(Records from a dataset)

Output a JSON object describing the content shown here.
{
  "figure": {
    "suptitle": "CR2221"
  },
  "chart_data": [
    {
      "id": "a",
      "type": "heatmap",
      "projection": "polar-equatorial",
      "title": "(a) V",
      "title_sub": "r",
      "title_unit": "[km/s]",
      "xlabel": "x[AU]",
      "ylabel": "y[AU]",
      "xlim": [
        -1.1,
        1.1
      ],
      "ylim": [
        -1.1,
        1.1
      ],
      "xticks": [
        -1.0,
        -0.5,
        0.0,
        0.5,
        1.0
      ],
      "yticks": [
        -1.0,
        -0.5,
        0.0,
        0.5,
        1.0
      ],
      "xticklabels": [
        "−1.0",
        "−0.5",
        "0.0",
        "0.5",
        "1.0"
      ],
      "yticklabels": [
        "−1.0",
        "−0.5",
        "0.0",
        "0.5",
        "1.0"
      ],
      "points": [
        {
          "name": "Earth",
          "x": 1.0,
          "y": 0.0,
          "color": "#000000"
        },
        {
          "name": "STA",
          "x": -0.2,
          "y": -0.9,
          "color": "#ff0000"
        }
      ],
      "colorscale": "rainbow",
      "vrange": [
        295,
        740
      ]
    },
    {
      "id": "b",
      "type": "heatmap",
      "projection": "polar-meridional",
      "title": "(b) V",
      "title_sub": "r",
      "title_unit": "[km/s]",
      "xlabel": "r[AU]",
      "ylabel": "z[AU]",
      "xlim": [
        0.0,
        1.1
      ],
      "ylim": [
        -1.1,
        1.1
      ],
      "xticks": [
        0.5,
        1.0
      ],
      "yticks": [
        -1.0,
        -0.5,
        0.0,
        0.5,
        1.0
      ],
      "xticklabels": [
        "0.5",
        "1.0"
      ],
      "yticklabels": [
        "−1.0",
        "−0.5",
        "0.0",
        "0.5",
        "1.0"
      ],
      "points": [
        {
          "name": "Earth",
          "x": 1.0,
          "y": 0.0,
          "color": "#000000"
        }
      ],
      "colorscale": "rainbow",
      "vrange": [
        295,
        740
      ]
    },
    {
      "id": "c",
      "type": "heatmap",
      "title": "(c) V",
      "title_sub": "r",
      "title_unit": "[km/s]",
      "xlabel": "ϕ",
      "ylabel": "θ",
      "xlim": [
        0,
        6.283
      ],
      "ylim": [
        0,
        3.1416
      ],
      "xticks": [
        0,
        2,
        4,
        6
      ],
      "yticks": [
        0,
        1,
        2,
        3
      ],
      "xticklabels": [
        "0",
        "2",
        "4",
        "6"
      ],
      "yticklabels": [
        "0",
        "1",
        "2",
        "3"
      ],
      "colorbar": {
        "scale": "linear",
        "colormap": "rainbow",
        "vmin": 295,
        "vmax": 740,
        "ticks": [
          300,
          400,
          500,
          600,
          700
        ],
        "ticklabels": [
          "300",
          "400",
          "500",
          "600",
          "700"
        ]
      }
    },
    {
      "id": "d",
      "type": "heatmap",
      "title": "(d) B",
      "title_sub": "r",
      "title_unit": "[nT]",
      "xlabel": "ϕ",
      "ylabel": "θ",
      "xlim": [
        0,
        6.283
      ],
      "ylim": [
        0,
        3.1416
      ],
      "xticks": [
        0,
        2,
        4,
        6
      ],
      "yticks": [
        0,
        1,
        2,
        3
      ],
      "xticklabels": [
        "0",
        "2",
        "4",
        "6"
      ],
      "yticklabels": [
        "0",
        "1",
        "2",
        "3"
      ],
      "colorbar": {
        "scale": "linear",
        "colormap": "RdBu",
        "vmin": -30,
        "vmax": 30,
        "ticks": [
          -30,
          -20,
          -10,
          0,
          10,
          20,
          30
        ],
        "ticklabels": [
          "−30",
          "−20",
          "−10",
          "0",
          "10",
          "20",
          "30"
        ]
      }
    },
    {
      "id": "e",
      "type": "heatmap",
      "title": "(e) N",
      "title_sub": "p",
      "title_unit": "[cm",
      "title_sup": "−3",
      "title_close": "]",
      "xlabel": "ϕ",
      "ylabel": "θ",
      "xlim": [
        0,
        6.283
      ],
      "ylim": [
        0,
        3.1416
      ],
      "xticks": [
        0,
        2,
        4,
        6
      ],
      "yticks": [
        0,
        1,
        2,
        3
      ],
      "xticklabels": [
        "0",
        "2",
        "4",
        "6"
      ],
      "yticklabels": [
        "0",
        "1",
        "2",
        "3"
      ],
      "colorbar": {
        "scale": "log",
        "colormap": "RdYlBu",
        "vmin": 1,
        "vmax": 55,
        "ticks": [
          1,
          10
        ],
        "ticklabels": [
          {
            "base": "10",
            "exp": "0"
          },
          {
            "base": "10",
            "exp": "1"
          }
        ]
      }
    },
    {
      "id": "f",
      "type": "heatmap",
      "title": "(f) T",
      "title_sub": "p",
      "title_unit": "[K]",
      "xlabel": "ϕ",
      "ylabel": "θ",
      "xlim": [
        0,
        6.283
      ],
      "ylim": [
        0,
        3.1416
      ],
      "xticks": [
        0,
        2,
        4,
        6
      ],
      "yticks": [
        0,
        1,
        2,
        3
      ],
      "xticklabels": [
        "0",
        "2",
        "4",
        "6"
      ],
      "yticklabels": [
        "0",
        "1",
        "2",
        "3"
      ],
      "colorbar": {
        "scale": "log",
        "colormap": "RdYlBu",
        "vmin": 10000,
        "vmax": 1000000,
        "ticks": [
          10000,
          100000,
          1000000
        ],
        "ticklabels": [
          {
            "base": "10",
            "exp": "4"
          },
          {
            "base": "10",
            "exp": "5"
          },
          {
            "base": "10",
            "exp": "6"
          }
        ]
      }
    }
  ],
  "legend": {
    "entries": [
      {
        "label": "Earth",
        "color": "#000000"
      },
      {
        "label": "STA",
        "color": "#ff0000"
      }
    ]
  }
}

§ **SET TASK**: Exactly reproduce all of the entries.

§ **FINISHED ANSWER**:
Output a JSON object describing the content shown here.
{
  "figure": {
    "suptitle": "CR2221"
  },
  "chart_data": [
    {
      "id": "a",
      "type": "heatmap",
      "projection": "polar-equatorial",
      "title": "(a) V",
      "title_sub": "r",
      "title_unit": "[km/s]",
      "xlabel": "x[AU]",
      "ylabel": "y[AU]",
      "xlim": [
        -1.1,
        1.1
      ],
      "ylim": [
        -1.1,
        1.1
      ],
      "xticks": [
        -1.0,
        -0.5,
        0.0,
        0.5,
        1.0
      ],
      "yticks": [
        -1.0,
        -0.5,
        0.0,
        0.5,
        1.0
      ],
      "xticklabels": [
        "−1.0",
        "−0.5",
        "0.0",
        "0.5",
        "1.0"
      ],
      "yticklabels": [
        "−1.0",
        "−0.5",
        "0.0",
        "0.5",
        "1.0"
      ],
      "points": [
        {
          "name": "Earth",
          "x": 1.0,
          "y": 0.0,
          "color": "#000000"
        },
        {
          "name": "STA",
          "x": -0.2,
          "y": -0.9,
          "color": "#ff0000"
        }
      ],
      "colorscale": "rainbow",
      "vrange": [
        295,
        740
      ]
    },
    {
      "id": "b",
      "type": "heatmap",
      "projection": "polar-meridional",
      "title": "(b) V",
      "title_sub": "r",
      "title_unit": "[km/s]",
      "xlabel": "r[AU]",
      "ylabel": "z[AU]",
      "xlim": [
        0.0,
        1.1
      ],
      "ylim": [
        -1.1,
        1.1
      ],
      "xticks": [
        0.5,
        1.0
      ],
      "yticks": [
        -1.0,
        -0.5,
        0.0,
        0.5,
        1.0
      ],
      "xticklabels": [
        "0.5",
        "1.0"
      ],
      "yticklabels": [
        "−1.0",
        "−0.5",
        "0.0",
        "0.5",
        "1.0"
      ],
      "points": [
        {
          "name": "Earth",
          "x": 1.0,
          "y": 0.0,
          "color": "#000000"
        }
      ],
      "colorscale": "rainbow",
      "vrange": [
        295,
        740
      ]
    },
    {
      "id": "c",
      "type": "heatmap",
      "title": "(c) V",
      "title_sub": "r",
      "title_unit": "[km/s]",
      "xlabel": "ϕ",
      "ylabel": "θ",
      "xlim": [
        0,
        6.283
      ],
      "ylim": [
        0,
        3.1416
      ],
      "xticks": [
        0,
        2,
        4,
        6
      ],
      "yticks": [
        0,
        1,
        2,
        3
      ],
      "xticklabels": [
        "0",
        "2",
        "4",
        "6"
      ],
      "yticklabels": [
        "0",
        "1",
        "2",
        "3"
      ],
      "colorbar": {
        "scale": "linear",
        "colormap": "rainbow",
        "vmin": 295,
        "vmax": 740,
        "ticks": [
          300,
          400,
          500,
          600,
          700
        ],
        "ticklabels": [
          "300",
          "400",
          "500",
          "600",
          "700"
        ]
      }
    },
    {
      "id": "d",
      "type": "heatmap",
      "title": "(d) B",
      "title_sub": "r",
      "title_unit": "[nT]",
      "xlabel": "ϕ",
      "ylabel": "θ",
      "xlim": [
        0,
        6.283
      ],
      "ylim": [
        0,
        3.1416
      ],
      "xticks": [
        0,
        2,
        4,
        6
      ],
      "yticks": [
        0,
        1,
        2,
        3
      ],
      "xticklabels": [
        "0",
        "2",
        "4",
        "6"
      ],
      "yticklabels": [
        "0",
        "1",
        "2",
        "3"
      ],
      "colorbar": {
        "scale": "linear",
        "colormap": "RdBu",
        "vmin": -30,
        "vmax": 30,
        "ticks": [
          -30,
          -20,
          -10,
          0,
          10,
          20,
          30
        ],
        "ticklabels": [
          "−30",
          "−20",
          "−10",
          "0",
          "10",
          "20",
          "30"
        ]
      }
    },
    {
      "id": "e",
      "type": "heatmap",
      "title": "(e) N",
      "title_sub": "p",
      "title_unit": "[cm",
      "title_sup": "−3",
      "title_close": "]",
      "xlabel": "ϕ",
      "ylabel": "θ",
      "xlim": [
        0,
        6.283
      ],
      "ylim": [
        0,
        3.1416
      ],
      "xticks": [
        0,
        2,
        4,
        6
      ],
      "yticks": [
        0,
        1,
        2,
        3
      ],
      "xticklabels": [
        "0",
        "2",
        "4",
        "6"
      ],
      "yticklabels": [
        "0",
        "1",
        "2",
        "3"
      ],
      "colorbar": {
        "scale": "log",
        "colormap": "RdYlBu",
        "vmin": 1,
        "vmax": 55,
        "ticks": [
          1,
          10
        ],
        "ticklabels": [
          {
            "base": "10",
            "exp": "0"
          },
          {
            "base": "10",
            "exp": "1"
          }
        ]
      }
    },
    {
      "id": "f",
      "type": "heatmap",
      "title": "(f) T",
      "title_sub": "p",
      "title_unit": "[K]",
      "xlabel": "ϕ",
      "ylabel": "θ",
      "xlim": [
        0,
        6.283
      ],
      "ylim": [
        0,
        3.1416
      ],
      "xticks": [
        0,
        2,
        4,
        6
      ],
      "yticks": [
        0,
        1,
        2,
        3
      ],
      "xticklabels": [
        "0",
        "2",
        "4",
        "6"
      ],
      "yticklabels": [
        "0",
        "1",
        "2",
        "3"
      ],
      "colorbar": {
        "scale": "log",
        "colormap": "RdYlBu",
        "vmin": 10000,
        "vmax": 1000000,
        "ticks": [
          10000,
          100000,
          1000000
        ],
        "ticklabels": [
          {
            "base": "10",
            "exp": "4"
          },
          {
            "base": "10",
            "exp": "5"
          },
          {
            "base": "10",
            "exp": "6"
          }
        ]
      }
    }
  ],
  "legend": {
    "entries": [
      {
        "label": "Earth",
        "color": "#000000"
      },
      {
        "label": "STA",
        "color": "#ff0000"
      }
    ]
  }
}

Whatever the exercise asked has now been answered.